The data below should be restated word for word, with every picture omitted.

---------- Material for this task ----------

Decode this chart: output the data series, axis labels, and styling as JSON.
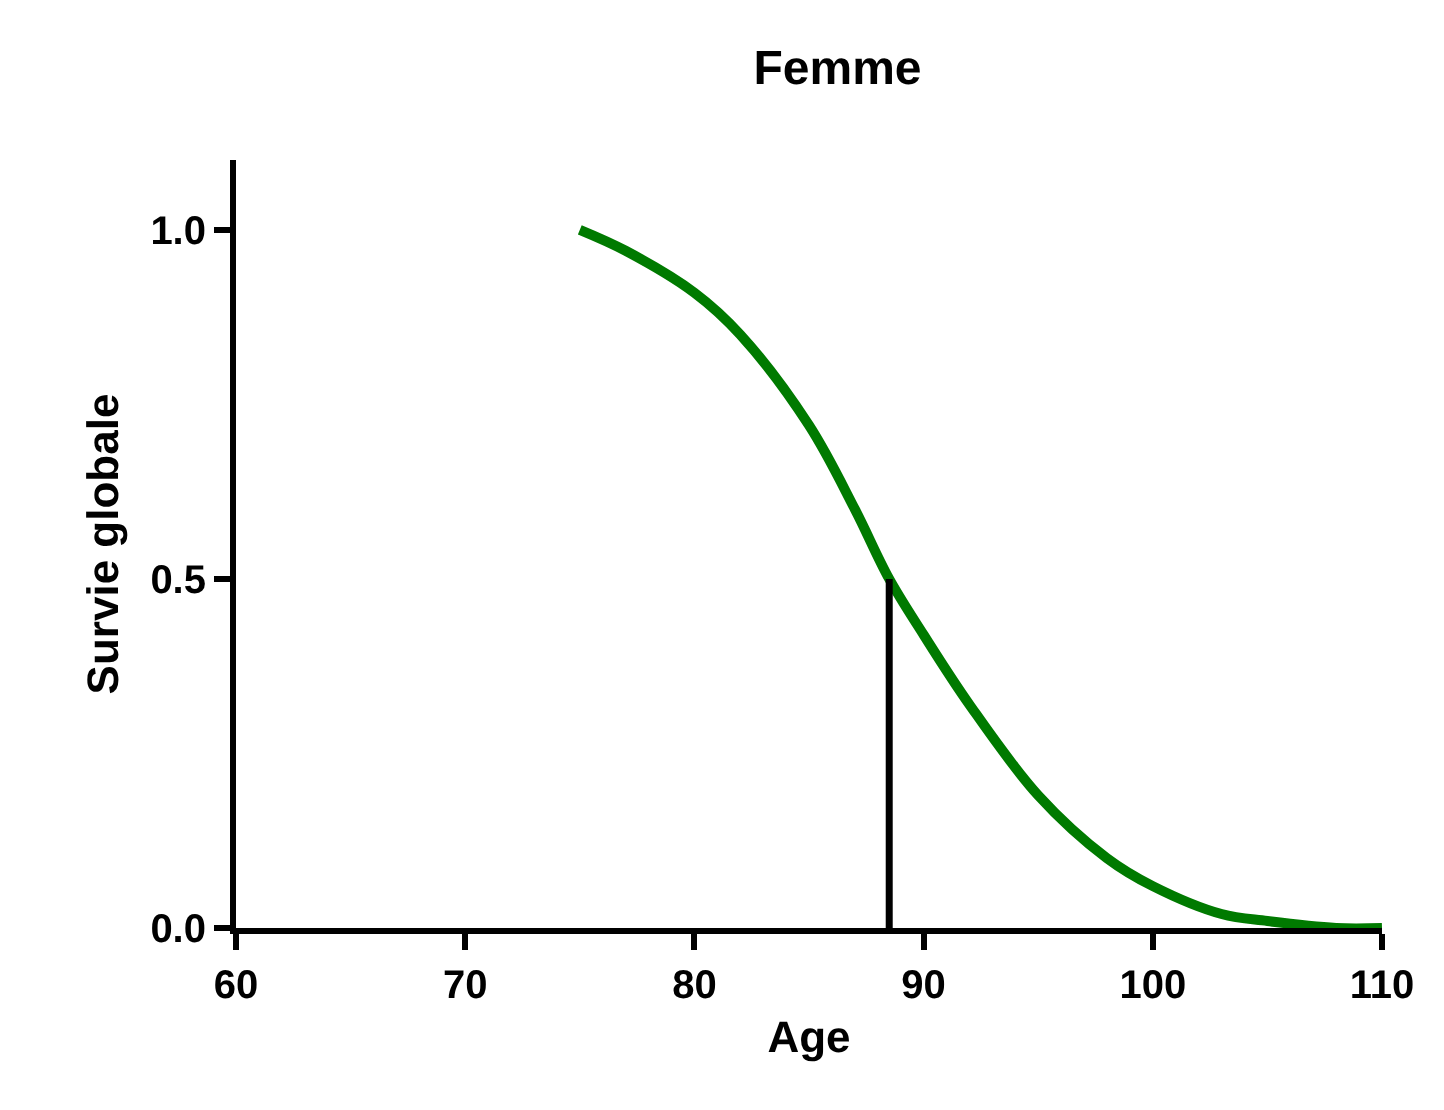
{
  "chart_data": {
    "type": "line",
    "title": "Femme",
    "xlabel": "Age",
    "ylabel": "Survie globale",
    "xlim": [
      60,
      110
    ],
    "xticks": [
      60,
      70,
      80,
      90,
      100,
      110
    ],
    "ylim": [
      0,
      1.1
    ],
    "yticks": [
      {
        "value": 0,
        "label": "0.0"
      },
      {
        "value": 0.5,
        "label": "0.5"
      },
      {
        "value": 1,
        "label": "1.0"
      }
    ],
    "marker": "none",
    "line_style": "solid",
    "series": [
      {
        "color": "#007a00",
        "x": [
          75,
          77,
          80,
          82,
          85,
          87,
          88.5,
          90,
          92,
          95,
          98,
          100,
          103,
          105,
          108,
          110
        ],
        "values": [
          1.0,
          0.97,
          0.91,
          0.85,
          0.72,
          0.6,
          0.5,
          0.42,
          0.32,
          0.19,
          0.1,
          0.06,
          0.02,
          0.01,
          0.0,
          0.0
        ]
      },
      {
        "color": "#000000",
        "x": [
          88.5,
          88.5
        ],
        "values": [
          0,
          0.5
        ]
      }
    ]
  }
}
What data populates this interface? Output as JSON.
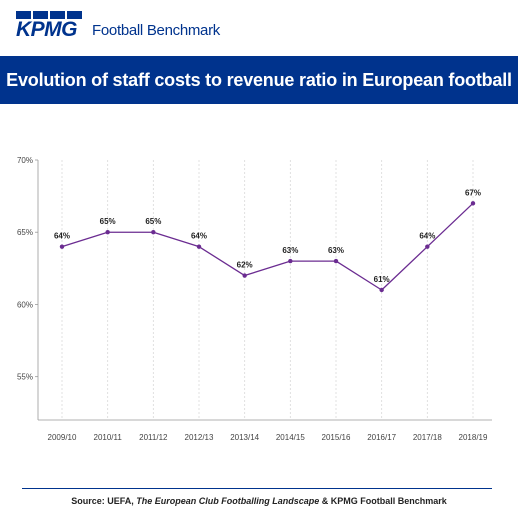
{
  "header": {
    "brand": "KPMG",
    "product": "Football Benchmark"
  },
  "colors": {
    "brand_blue": "#00338d",
    "line": "#6b2c91",
    "grid": "#d9d9d9"
  },
  "chart_data": {
    "type": "line",
    "title": "Evolution of staff costs to revenue ratio in European football",
    "xlabel": "",
    "ylabel": "",
    "categories": [
      "2009/10",
      "2010/11",
      "2011/12",
      "2012/13",
      "2013/14",
      "2014/15",
      "2015/16",
      "2016/17",
      "2017/18",
      "2018/19"
    ],
    "series": [
      {
        "values": [
          64,
          65,
          65,
          64,
          62,
          63,
          63,
          61,
          64,
          67
        ]
      }
    ],
    "data_labels": [
      "64%",
      "65%",
      "65%",
      "64%",
      "62%",
      "63%",
      "63%",
      "61%",
      "64%",
      "67%"
    ],
    "ylim": [
      52,
      70
    ],
    "yticks": [
      55,
      60,
      65,
      70
    ],
    "ytick_labels": [
      "55%",
      "60%",
      "65%",
      "70%"
    ],
    "grid": "vertical dotted",
    "legend": "none"
  },
  "source": {
    "prefix": "Source: UEFA, ",
    "publication": "The European Club Footballing Landscape",
    "suffix": " & KPMG Football Benchmark"
  }
}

----------

The response:
Decode this chart: output the data series, axis labels, and styling as JSON.
{
  "chart_data": {
    "type": "line",
    "title": "Femme",
    "xlabel": "Age",
    "ylabel": "Survie globale",
    "xlim": [
      60,
      110
    ],
    "xticks": [
      60,
      70,
      80,
      90,
      100,
      110
    ],
    "ylim": [
      0,
      1.1
    ],
    "yticks": [
      {
        "value": 0,
        "label": "0.0"
      },
      {
        "value": 0.5,
        "label": "0.5"
      },
      {
        "value": 1,
        "label": "1.0"
      }
    ],
    "marker": "none",
    "line_style": "solid",
    "series": [
      {
        "color": "#007a00",
        "x": [
          75,
          77,
          80,
          82,
          85,
          87,
          88.5,
          90,
          92,
          95,
          98,
          100,
          103,
          105,
          108,
          110
        ],
        "values": [
          1.0,
          0.97,
          0.91,
          0.85,
          0.72,
          0.6,
          0.5,
          0.42,
          0.32,
          0.19,
          0.1,
          0.06,
          0.02,
          0.01,
          0.0,
          0.0
        ]
      },
      {
        "color": "#000000",
        "x": [
          88.5,
          88.5
        ],
        "values": [
          0,
          0.5
        ]
      }
    ]
  }
}
What data populates this interface? Output as JSON.
{
  "header": {
    "brand": "KPMG",
    "product": "Football Benchmark"
  },
  "colors": {
    "brand_blue": "#00338d",
    "line": "#6b2c91",
    "grid": "#d9d9d9"
  },
  "chart_data": {
    "type": "line",
    "title": "Evolution of staff costs to revenue ratio in European football",
    "xlabel": "",
    "ylabel": "",
    "categories": [
      "2009/10",
      "2010/11",
      "2011/12",
      "2012/13",
      "2013/14",
      "2014/15",
      "2015/16",
      "2016/17",
      "2017/18",
      "2018/19"
    ],
    "series": [
      {
        "values": [
          64,
          65,
          65,
          64,
          62,
          63,
          63,
          61,
          64,
          67
        ]
      }
    ],
    "data_labels": [
      "64%",
      "65%",
      "65%",
      "64%",
      "62%",
      "63%",
      "63%",
      "61%",
      "64%",
      "67%"
    ],
    "ylim": [
      52,
      70
    ],
    "yticks": [
      55,
      60,
      65,
      70
    ],
    "ytick_labels": [
      "55%",
      "60%",
      "65%",
      "70%"
    ],
    "grid": "vertical dotted",
    "legend": "none"
  },
  "source": {
    "prefix": "Source: UEFA, ",
    "publication": "The European Club Footballing Landscape",
    "suffix": " & KPMG Football Benchmark"
  }
}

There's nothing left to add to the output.